§ **OBJECTIVE**
Select every line holding the word "инфраструктуры" and copy it.
>> start
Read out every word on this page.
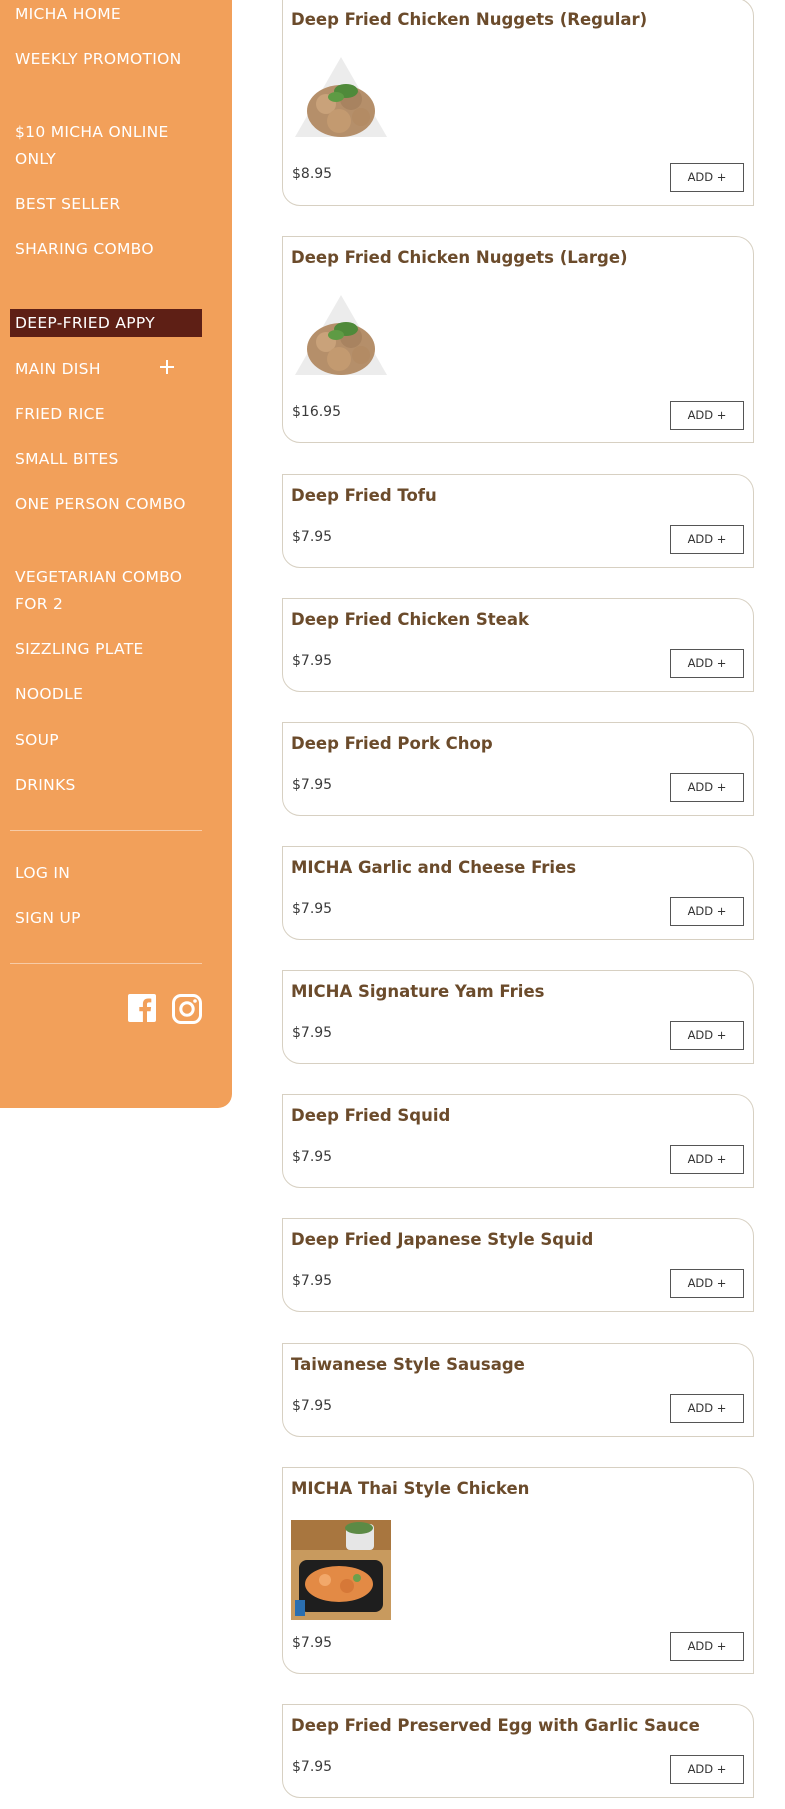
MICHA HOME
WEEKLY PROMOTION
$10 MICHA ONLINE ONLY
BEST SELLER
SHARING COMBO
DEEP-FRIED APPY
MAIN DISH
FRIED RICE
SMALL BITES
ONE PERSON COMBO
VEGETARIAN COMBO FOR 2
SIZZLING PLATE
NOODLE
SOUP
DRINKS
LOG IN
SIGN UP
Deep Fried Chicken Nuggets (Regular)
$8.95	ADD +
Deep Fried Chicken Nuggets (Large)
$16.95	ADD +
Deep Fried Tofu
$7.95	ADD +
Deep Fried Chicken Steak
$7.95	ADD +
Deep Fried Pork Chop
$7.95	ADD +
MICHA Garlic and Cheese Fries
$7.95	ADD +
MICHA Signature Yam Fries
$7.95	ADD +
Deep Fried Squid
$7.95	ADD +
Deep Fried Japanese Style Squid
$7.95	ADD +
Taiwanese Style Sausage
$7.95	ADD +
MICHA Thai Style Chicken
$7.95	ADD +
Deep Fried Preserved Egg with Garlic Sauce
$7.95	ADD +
>> end
>> start
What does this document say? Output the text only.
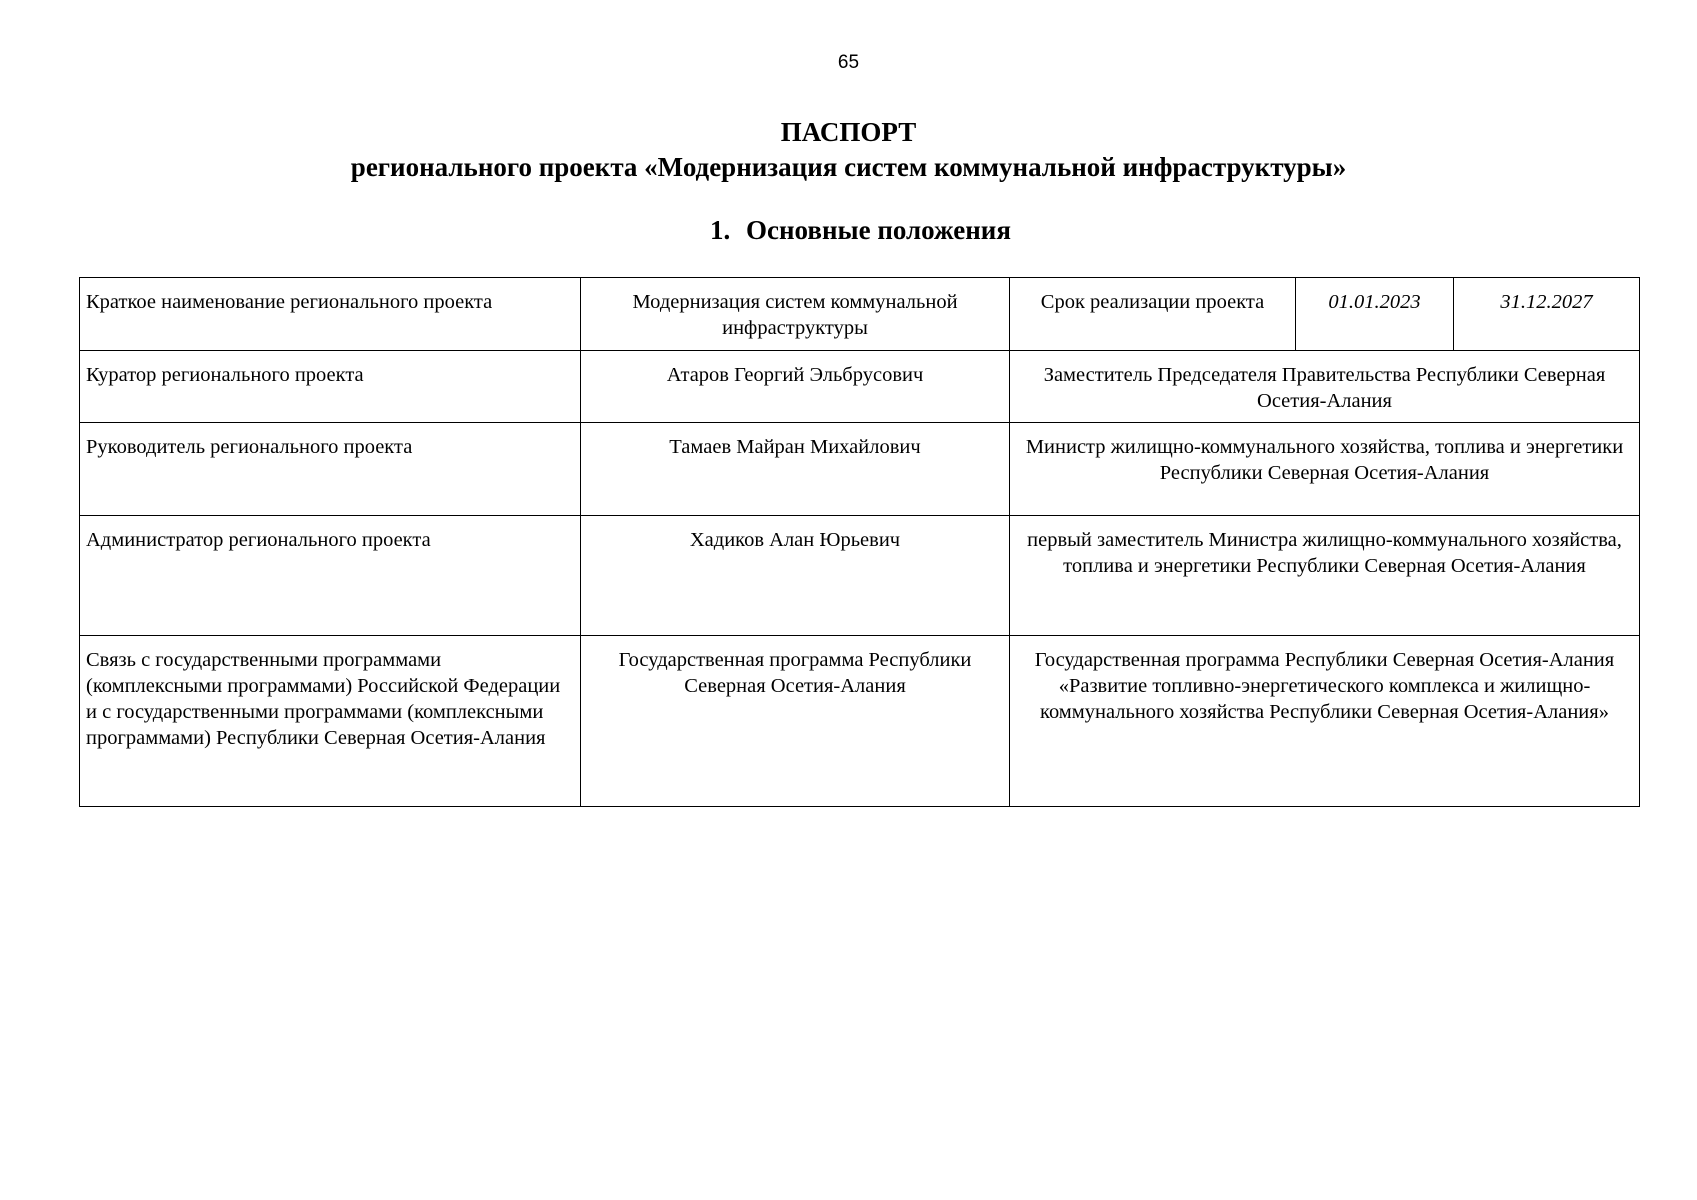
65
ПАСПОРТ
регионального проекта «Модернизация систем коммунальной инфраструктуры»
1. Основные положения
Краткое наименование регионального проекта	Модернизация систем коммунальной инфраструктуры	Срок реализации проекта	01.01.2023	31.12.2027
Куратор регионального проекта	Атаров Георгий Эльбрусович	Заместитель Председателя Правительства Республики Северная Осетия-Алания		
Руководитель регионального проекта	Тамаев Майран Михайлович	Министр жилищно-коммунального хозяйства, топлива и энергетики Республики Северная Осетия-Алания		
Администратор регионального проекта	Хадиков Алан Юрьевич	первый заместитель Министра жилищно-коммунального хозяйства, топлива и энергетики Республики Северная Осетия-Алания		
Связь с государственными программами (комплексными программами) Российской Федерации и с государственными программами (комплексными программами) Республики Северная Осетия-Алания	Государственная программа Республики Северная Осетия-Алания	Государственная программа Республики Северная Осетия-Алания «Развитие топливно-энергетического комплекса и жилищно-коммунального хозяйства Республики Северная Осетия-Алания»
>> end
§ **FINISHED EXERCISE**
регионального проекта «Модернизация систем коммунальной инфраструктуры»
Краткое наименование регионального проекта	Модернизация систем коммунальной инфраструктуры	Срок реализации проекта	01.01.2023	31.12.2027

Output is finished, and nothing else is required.